SET PROBLEM »
Collect from the data below each line with "President".

Dataset items:
::::

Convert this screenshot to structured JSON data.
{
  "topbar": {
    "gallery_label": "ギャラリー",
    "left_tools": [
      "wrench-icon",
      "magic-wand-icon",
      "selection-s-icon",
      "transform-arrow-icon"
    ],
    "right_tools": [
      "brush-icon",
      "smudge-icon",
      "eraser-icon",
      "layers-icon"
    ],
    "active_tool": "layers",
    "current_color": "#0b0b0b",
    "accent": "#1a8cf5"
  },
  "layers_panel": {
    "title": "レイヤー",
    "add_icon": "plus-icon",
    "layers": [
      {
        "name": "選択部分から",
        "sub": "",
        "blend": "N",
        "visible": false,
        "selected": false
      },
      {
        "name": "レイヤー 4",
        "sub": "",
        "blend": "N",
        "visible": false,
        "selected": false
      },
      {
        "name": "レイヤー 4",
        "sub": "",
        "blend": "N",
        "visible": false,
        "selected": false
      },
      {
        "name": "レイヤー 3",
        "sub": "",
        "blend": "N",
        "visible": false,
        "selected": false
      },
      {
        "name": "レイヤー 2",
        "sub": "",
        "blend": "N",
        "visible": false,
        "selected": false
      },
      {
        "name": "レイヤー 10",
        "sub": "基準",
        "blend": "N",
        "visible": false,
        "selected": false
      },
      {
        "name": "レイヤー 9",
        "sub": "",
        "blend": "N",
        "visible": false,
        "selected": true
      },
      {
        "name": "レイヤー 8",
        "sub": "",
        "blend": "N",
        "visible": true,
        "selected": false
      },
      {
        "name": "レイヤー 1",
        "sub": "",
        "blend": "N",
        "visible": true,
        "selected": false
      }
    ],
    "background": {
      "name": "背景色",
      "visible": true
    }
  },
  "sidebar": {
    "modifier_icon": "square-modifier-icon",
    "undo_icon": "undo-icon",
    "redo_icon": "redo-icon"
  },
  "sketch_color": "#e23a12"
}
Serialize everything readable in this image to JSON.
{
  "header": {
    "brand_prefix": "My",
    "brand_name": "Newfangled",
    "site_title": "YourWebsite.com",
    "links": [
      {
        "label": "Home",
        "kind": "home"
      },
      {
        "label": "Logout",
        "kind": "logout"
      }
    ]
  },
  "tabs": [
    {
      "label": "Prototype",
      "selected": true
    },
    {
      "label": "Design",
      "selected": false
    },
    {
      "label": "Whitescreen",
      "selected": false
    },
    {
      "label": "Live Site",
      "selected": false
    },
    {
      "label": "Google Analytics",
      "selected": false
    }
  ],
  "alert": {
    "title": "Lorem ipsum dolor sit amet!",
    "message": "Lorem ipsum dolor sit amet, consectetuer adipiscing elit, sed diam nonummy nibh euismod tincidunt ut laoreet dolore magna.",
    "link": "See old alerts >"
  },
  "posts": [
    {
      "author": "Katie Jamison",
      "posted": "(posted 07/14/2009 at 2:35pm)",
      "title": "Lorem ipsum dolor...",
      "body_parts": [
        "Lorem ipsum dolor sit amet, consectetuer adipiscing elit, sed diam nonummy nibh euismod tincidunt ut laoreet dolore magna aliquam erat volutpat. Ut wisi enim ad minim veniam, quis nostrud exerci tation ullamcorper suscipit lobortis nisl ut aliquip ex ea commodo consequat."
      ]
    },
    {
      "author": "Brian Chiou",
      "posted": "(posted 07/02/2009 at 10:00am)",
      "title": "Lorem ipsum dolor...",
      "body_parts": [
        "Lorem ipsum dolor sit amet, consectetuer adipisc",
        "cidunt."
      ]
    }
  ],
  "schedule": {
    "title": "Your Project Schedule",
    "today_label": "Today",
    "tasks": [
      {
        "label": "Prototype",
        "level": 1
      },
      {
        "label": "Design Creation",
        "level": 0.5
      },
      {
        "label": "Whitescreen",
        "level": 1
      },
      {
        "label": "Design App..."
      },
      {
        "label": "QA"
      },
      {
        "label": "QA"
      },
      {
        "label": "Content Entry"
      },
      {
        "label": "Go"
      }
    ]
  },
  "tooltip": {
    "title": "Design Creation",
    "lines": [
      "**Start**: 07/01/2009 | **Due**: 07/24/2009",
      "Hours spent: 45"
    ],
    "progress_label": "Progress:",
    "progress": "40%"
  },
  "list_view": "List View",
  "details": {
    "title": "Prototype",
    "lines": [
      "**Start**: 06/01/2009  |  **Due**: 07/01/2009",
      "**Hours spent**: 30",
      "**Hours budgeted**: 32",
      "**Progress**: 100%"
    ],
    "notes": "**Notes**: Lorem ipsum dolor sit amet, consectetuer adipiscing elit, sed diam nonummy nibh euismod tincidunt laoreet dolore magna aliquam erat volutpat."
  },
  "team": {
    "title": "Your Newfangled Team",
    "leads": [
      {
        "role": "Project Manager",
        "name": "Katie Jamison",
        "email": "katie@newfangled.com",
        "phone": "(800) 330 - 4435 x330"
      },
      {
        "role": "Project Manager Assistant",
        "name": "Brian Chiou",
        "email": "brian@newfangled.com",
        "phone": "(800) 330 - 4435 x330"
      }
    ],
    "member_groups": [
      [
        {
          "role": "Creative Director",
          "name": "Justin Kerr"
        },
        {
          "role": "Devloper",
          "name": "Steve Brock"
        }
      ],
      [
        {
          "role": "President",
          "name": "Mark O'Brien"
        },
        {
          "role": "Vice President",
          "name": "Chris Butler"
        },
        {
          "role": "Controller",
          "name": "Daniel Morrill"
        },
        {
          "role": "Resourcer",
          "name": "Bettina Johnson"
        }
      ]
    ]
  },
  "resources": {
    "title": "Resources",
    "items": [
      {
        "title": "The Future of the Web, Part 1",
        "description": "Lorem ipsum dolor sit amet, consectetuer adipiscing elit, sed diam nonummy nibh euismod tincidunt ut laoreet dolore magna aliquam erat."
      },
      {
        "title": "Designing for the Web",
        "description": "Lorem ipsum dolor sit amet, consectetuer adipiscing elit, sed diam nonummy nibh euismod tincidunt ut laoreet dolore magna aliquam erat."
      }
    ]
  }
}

::::

ANSWER BELOW »
          "role": "President",
          "role": "Vice President",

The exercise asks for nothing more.